YOUR GOAL:
Extract each line of the data below exactly as written.

SOURCE DATA:
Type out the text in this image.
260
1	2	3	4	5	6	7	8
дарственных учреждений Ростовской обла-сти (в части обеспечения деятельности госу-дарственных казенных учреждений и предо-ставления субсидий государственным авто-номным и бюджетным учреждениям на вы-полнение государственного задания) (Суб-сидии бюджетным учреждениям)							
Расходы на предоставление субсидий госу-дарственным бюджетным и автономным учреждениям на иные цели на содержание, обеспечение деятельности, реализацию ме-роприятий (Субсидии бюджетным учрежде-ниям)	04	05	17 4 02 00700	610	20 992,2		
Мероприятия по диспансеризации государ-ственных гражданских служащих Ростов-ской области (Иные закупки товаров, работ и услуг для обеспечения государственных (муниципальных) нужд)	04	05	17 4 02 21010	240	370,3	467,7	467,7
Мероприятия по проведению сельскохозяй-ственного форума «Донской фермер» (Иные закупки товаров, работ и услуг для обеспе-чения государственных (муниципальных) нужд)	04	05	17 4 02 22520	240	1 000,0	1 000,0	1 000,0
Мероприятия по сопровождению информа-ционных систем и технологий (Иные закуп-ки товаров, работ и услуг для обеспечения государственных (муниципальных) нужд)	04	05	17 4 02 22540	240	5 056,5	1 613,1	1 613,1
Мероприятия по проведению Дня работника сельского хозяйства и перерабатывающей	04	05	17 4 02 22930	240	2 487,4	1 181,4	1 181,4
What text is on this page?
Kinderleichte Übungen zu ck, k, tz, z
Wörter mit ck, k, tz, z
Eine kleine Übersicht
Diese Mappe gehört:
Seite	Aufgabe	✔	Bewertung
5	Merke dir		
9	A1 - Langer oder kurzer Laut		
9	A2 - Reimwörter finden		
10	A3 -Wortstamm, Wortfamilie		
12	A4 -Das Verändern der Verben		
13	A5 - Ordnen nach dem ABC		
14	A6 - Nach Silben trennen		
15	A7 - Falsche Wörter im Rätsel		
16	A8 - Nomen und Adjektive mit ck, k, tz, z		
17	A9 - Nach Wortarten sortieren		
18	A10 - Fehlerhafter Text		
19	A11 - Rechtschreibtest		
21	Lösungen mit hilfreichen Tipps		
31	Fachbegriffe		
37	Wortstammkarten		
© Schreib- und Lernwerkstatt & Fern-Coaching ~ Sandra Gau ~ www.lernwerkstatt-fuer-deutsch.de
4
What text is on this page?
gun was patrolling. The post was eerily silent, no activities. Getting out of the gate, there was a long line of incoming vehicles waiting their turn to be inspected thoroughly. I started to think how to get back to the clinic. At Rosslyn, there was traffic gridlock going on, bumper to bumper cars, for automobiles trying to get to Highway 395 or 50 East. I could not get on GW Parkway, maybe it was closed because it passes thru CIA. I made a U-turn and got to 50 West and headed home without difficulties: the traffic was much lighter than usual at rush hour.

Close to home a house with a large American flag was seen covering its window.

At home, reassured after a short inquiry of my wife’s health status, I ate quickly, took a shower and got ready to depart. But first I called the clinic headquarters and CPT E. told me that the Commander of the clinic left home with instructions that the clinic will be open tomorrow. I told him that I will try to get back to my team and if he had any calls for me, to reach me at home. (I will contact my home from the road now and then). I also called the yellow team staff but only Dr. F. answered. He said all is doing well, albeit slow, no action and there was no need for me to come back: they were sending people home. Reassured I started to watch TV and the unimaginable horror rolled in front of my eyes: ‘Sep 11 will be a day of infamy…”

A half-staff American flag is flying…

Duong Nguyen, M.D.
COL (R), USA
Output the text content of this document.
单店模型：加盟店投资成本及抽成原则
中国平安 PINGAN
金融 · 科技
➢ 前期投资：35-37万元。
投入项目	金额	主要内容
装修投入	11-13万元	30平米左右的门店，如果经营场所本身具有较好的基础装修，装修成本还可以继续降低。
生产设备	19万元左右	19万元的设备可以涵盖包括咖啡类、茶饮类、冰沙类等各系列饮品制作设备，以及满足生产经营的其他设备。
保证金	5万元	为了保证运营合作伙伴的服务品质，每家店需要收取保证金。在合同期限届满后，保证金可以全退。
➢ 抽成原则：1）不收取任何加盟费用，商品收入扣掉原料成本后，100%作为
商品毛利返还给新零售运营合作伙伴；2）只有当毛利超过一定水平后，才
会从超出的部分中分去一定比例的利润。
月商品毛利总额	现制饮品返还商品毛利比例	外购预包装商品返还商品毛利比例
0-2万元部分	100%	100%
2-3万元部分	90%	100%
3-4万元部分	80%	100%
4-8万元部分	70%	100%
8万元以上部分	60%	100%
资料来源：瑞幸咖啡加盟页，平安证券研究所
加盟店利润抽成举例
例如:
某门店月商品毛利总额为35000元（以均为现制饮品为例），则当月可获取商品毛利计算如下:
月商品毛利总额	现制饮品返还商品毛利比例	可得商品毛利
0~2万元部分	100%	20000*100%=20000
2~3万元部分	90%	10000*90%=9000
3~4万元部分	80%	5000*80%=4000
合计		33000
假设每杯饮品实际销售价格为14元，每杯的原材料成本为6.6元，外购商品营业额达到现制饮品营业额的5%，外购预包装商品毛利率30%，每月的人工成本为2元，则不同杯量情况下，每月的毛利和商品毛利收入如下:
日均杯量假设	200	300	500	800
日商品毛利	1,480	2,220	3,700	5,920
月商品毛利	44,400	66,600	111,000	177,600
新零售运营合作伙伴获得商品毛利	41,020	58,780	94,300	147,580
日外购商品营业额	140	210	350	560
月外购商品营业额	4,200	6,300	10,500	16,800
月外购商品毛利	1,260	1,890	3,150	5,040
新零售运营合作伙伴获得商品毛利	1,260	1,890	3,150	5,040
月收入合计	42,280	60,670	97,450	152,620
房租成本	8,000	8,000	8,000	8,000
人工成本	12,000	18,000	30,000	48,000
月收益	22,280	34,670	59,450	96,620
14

WRITTEN SOLUTION:
Type out the text in this image.
260
1	2	3	4	5	6	7	8
дарственных учреждений Ростовской обла-сти (в части обеспечения деятельности госу-дарственных казенных учреждений и предо-ставления субсидий государственным авто-номным и бюджетным учреждениям на вы-полнение государственного задания) (Суб-сидии бюджетным учреждениям)							
Расходы на предоставление субсидий госу-дарственным бюджетным и автономным учреждениям на иные цели на содержание, обеспечение деятельности, реализацию ме-роприятий (Субсидии бюджетным учрежде-ниям)	04	05	17 4 02 00700	610	20 992,2		
Мероприятия по диспансеризации государ-ственных гражданских служащих Ростов-ской области (Иные закупки товаров, работ и услуг для обеспечения государственных (муниципальных) нужд)	04	05	17 4 02 21010	240	370,3	467,7	467,7
Мероприятия по проведению сельскохозяй-ственного форума «Донской фермер» (Иные закупки товаров, работ и услуг для обеспе-чения государственных (муниципальных) нужд)	04	05	17 4 02 22520	240	1 000,0	1 000,0	1 000,0
Мероприятия по сопровождению информа-ционных систем и технологий (Иные закуп-ки товаров, работ и услуг для обеспечения государственных (муниципальных) нужд)	04	05	17 4 02 22540	240	5 056,5	1 613,1	1 613,1
Мероприятия по проведению Дня работника сельского хозяйства и перерабатывающей	04	05	17 4 02 22930	240	2 487,4	1 181,4	1 181,4
What text is on this page?
Kinderleichte Übungen zu ck, k, tz, z
Wörter mit ck, k, tz, z
Eine kleine Übersicht
Diese Mappe gehört:
Seite	Aufgabe	✔	Bewertung
5	Merke dir		
9	A1 - Langer oder kurzer Laut		
9	A2 - Reimwörter finden		
10	A3 -Wortstamm, Wortfamilie		
12	A4 -Das Verändern der Verben		
13	A5 - Ordnen nach dem ABC		
14	A6 - Nach Silben trennen		
15	A7 - Falsche Wörter im Rätsel		
16	A8 - Nomen und Adjektive mit ck, k, tz, z		
17	A9 - Nach Wortarten sortieren		
18	A10 - Fehlerhafter Text		
19	A11 - Rechtschreibtest		
21	Lösungen mit hilfreichen Tipps		
31	Fachbegriffe		
37	Wortstammkarten		
© Schreib- und Lernwerkstatt & Fern-Coaching ~ Sandra Gau ~ www.lernwerkstatt-fuer-deutsch.de
4
What text is on this page?
gun was patrolling. The post was eerily silent, no activities. Getting out of the gate, there was a long line of incoming vehicles waiting their turn to be inspected thoroughly. I started to think how to get back to the clinic. At Rosslyn, there was traffic gridlock going on, bumper to bumper cars, for automobiles trying to get to Highway 395 or 50 East. I could not get on GW Parkway, maybe it was closed because it passes thru CIA. I made a U-turn and got to 50 West and headed home without difficulties: the traffic was much lighter than usual at rush hour.

Close to home a house with a large American flag was seen covering its window.

At home, reassured after a short inquiry of my wife’s health status, I ate quickly, took a shower and got ready to depart. But first I called the clinic headquarters and CPT E. told me that the Commander of the clinic left home with instructions that the clinic will be open tomorrow. I told him that I will try to get back to my team and if he had any calls for me, to reach me at home. (I will contact my home from the road now and then). I also called the yellow team staff but only Dr. F. answered. He said all is doing well, albeit slow, no action and there was no need for me to come back: they were sending people home. Reassured I started to watch TV and the unimaginable horror rolled in front of my eyes: ‘Sep 11 will be a day of infamy…”

A half-staff American flag is flying…

Duong Nguyen, M.D.
COL (R), USA
Output the text content of this document.
单店模型：加盟店投资成本及抽成原则
中国平安 PINGAN
金融 · 科技
➢ 前期投资：35-37万元。
投入项目	金额	主要内容
装修投入	11-13万元	30平米左右的门店，如果经营场所本身具有较好的基础装修，装修成本还可以继续降低。
生产设备	19万元左右	19万元的设备可以涵盖包括咖啡类、茶饮类、冰沙类等各系列饮品制作设备，以及满足生产经营的其他设备。
保证金	5万元	为了保证运营合作伙伴的服务品质，每家店需要收取保证金。在合同期限届满后，保证金可以全退。
➢ 抽成原则：1）不收取任何加盟费用，商品收入扣掉原料成本后，100%作为
商品毛利返还给新零售运营合作伙伴；2）只有当毛利超过一定水平后，才
会从超出的部分中分去一定比例的利润。
月商品毛利总额	现制饮品返还商品毛利比例	外购预包装商品返还商品毛利比例
0-2万元部分	100%	100%
2-3万元部分	90%	100%
3-4万元部分	80%	100%
4-8万元部分	70%	100%
8万元以上部分	60%	100%
资料来源：瑞幸咖啡加盟页，平安证券研究所
加盟店利润抽成举例
例如:
某门店月商品毛利总额为35000元（以均为现制饮品为例），则当月可获取商品毛利计算如下:
月商品毛利总额	现制饮品返还商品毛利比例	可得商品毛利
0~2万元部分	100%	20000*100%=20000
2~3万元部分	90%	10000*90%=9000
3~4万元部分	80%	5000*80%=4000
合计		33000
假设每杯饮品实际销售价格为14元，每杯的原材料成本为6.6元，外购商品营业额达到现制饮品营业额的5%，外购预包装商品毛利率30%，每月的人工成本为2元，则不同杯量情况下，每月的毛利和商品毛利收入如下:
日均杯量假设	200	300	500	800
日商品毛利	1,480	2,220	3,700	5,920
月商品毛利	44,400	66,600	111,000	177,600
新零售运营合作伙伴获得商品毛利	41,020	58,780	94,300	147,580
日外购商品营业额	140	210	350	560
月外购商品营业额	4,200	6,300	10,500	16,800
月外购商品毛利	1,260	1,890	3,150	5,040
新零售运营合作伙伴获得商品毛利	1,260	1,890	3,150	5,040
月收入合计	42,280	60,670	97,450	152,620
房租成本	8,000	8,000	8,000	8,000
人工成本	12,000	18,000	30,000	48,000
月收益	22,280	34,670	59,450	96,620
14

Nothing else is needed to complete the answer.